**The problem:**
Scan the data below for the string "Father". Copy every line where it appears.

**Records provided:**
---

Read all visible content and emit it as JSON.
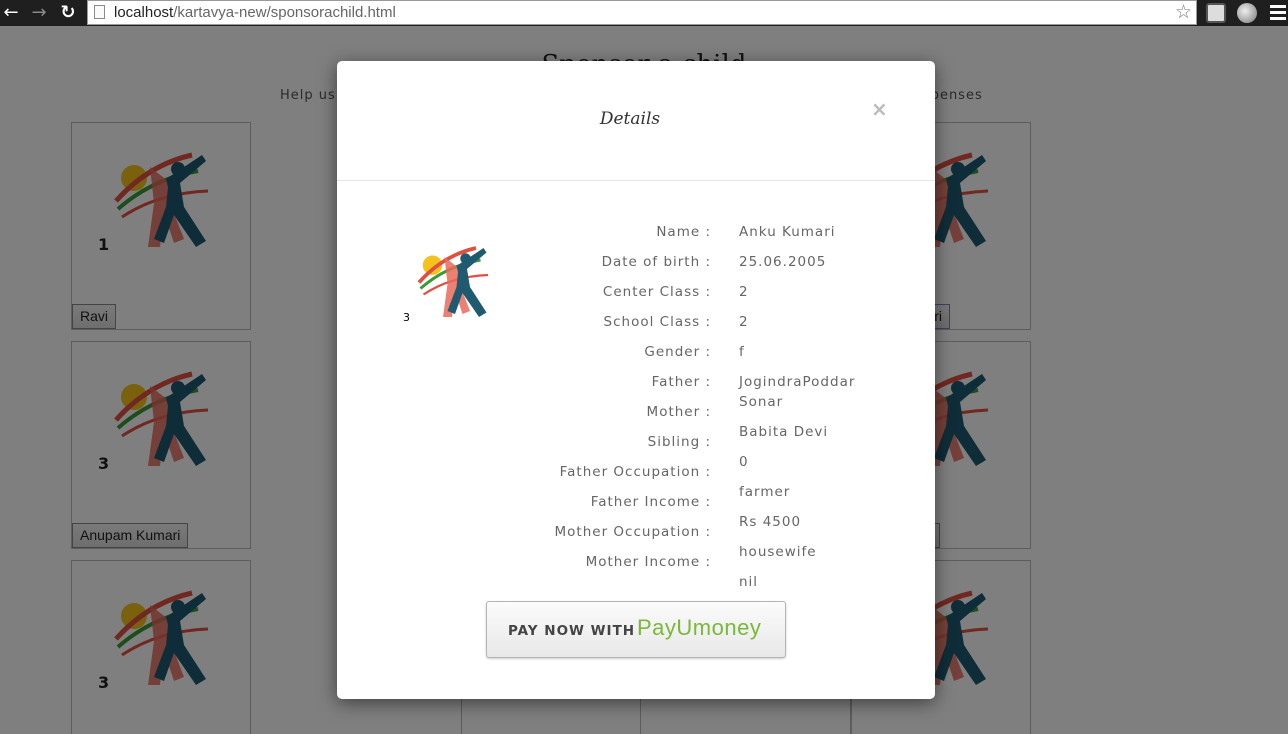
{
  "browser": {
    "url_host": "localhost",
    "url_path": "/kartavya-new/sponsorachild.html"
  },
  "page": {
    "title": "Sponsor a child",
    "subtitle_left": "Help us",
    "subtitle_right": "xpenses",
    "cards": [
      {
        "number": "1",
        "name": "Ravi"
      },
      {
        "number": "3",
        "name": "Anupam Kumari"
      },
      {
        "number": "3",
        "name": ""
      }
    ],
    "right_card_fragment": "ri"
  },
  "modal": {
    "title": "Details",
    "close_symbol": "×",
    "photo_number": "3",
    "labels": [
      "Name :",
      "Date of birth :",
      "Center Class :",
      "School Class :",
      "Gender :",
      "Father :",
      "Mother :",
      "Sibling :",
      "Father Occupation :",
      "Father Income :",
      "Mother Occupation :",
      "Mother Income :"
    ],
    "values": [
      "Anku Kumari",
      "25.06.2005",
      "2",
      "2",
      "f",
      "JogindraPoddar Sonar",
      "Babita Devi",
      "0",
      "farmer",
      "Rs 4500",
      "housewife",
      "nil"
    ],
    "pay_button": {
      "lead": "PAY NOW WITH",
      "brand": "PayUmoney"
    }
  }
}
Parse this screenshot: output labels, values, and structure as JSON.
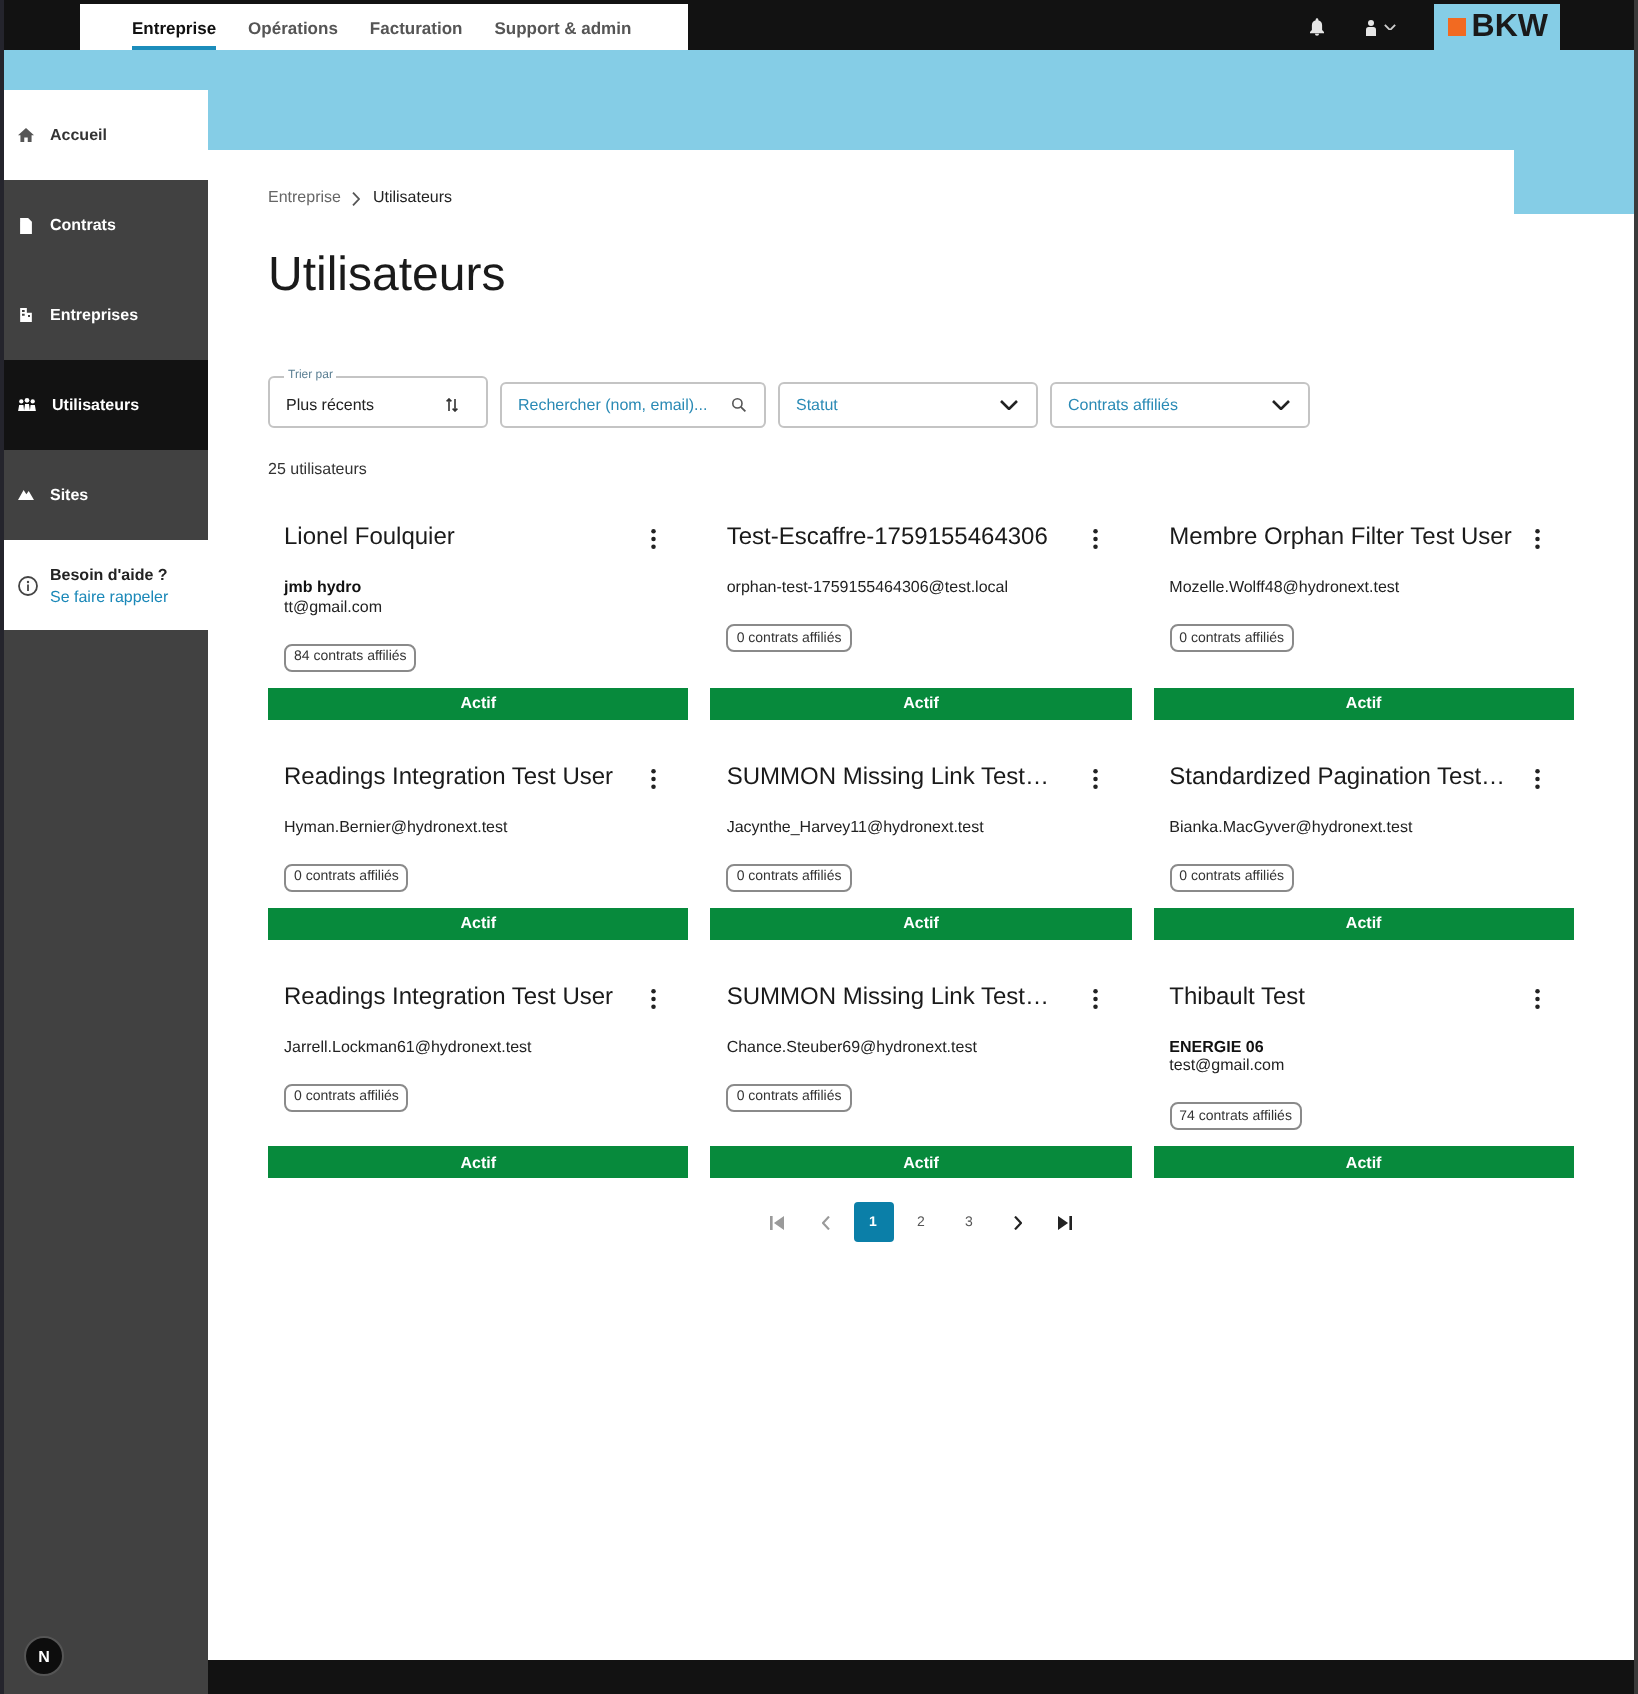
{
  "top_nav": {
    "tabs": [
      {
        "label": "Entreprise",
        "selected": true
      },
      {
        "label": "Opérations",
        "selected": false
      },
      {
        "label": "Facturation",
        "selected": false
      },
      {
        "label": "Support & admin",
        "selected": false
      }
    ],
    "logo": "BKW"
  },
  "sidebar": {
    "items": [
      {
        "label": "Accueil",
        "kind": "home",
        "selected": false
      },
      {
        "label": "Contrats",
        "kind": "link",
        "selected": false
      },
      {
        "label": "Entreprises",
        "kind": "link",
        "selected": false
      },
      {
        "label": "Utilisateurs",
        "kind": "link",
        "selected": true
      },
      {
        "label": "Sites",
        "kind": "link",
        "selected": false
      }
    ],
    "help": {
      "title": "Besoin d'aide ?",
      "link": "Se faire rappeler"
    }
  },
  "dev_badge": "N",
  "breadcrumb": [
    "Entreprise",
    "Utilisateurs"
  ],
  "page_title": "Utilisateurs",
  "filters": {
    "sort": {
      "label": "Trier par",
      "value": "Plus récents"
    },
    "search": {
      "placeholder": "Rechercher (nom, email)..."
    },
    "status": {
      "placeholder": "Statut"
    },
    "contracts": {
      "placeholder": "Contrats affiliés"
    }
  },
  "result_count": "25 utilisateurs",
  "users": [
    {
      "name": "Lionel Foulquier",
      "company": "jmb hydro",
      "email": "tt@gmail.com",
      "contracts": "84 contrats affiliés",
      "status": "Actif"
    },
    {
      "name": "Test-Escaffre-1759155464306",
      "email": "orphan-test-1759155464306@test.local",
      "contracts": "0 contrats affiliés",
      "status": "Actif"
    },
    {
      "name": "Membre Orphan Filter Test User",
      "email": "Mozelle.Wolff48@hydronext.test",
      "contracts": "0 contrats affiliés",
      "status": "Actif"
    },
    {
      "name": "Readings Integration Test User",
      "email": "Hyman.Bernier@hydronext.test",
      "contracts": "0 contrats affiliés",
      "status": "Actif"
    },
    {
      "name": "SUMMON Missing Link Test…",
      "email": "Jacynthe_Harvey11@hydronext.test",
      "contracts": "0 contrats affiliés",
      "status": "Actif"
    },
    {
      "name": "Standardized Pagination Test…",
      "email": "Bianka.MacGyver@hydronext.test",
      "contracts": "0 contrats affiliés",
      "status": "Actif"
    },
    {
      "name": "Readings Integration Test User",
      "email": "Jarrell.Lockman61@hydronext.test",
      "contracts": "0 contrats affiliés",
      "status": "Actif"
    },
    {
      "name": "SUMMON Missing Link Test…",
      "email": "Chance.Steuber69@hydronext.test",
      "contracts": "0 contrats affiliés",
      "status": "Actif"
    },
    {
      "name": "Thibault Test",
      "company": "ENERGIE 06",
      "email": "test@gmail.com",
      "contracts": "74 contrats affiliés",
      "status": "Actif"
    }
  ],
  "pagination": {
    "first": {
      "disabled": true
    },
    "previous": {
      "disabled": true
    },
    "pages": [
      {
        "label": "1",
        "selected": true
      },
      {
        "label": "2",
        "selected": false
      },
      {
        "label": "3",
        "selected": false
      }
    ],
    "next": {
      "disabled": false
    },
    "last": {
      "disabled": false
    }
  }
}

---

**Task answer:**
      "Father :",
      "Father Occupation :",
      "Father Income :",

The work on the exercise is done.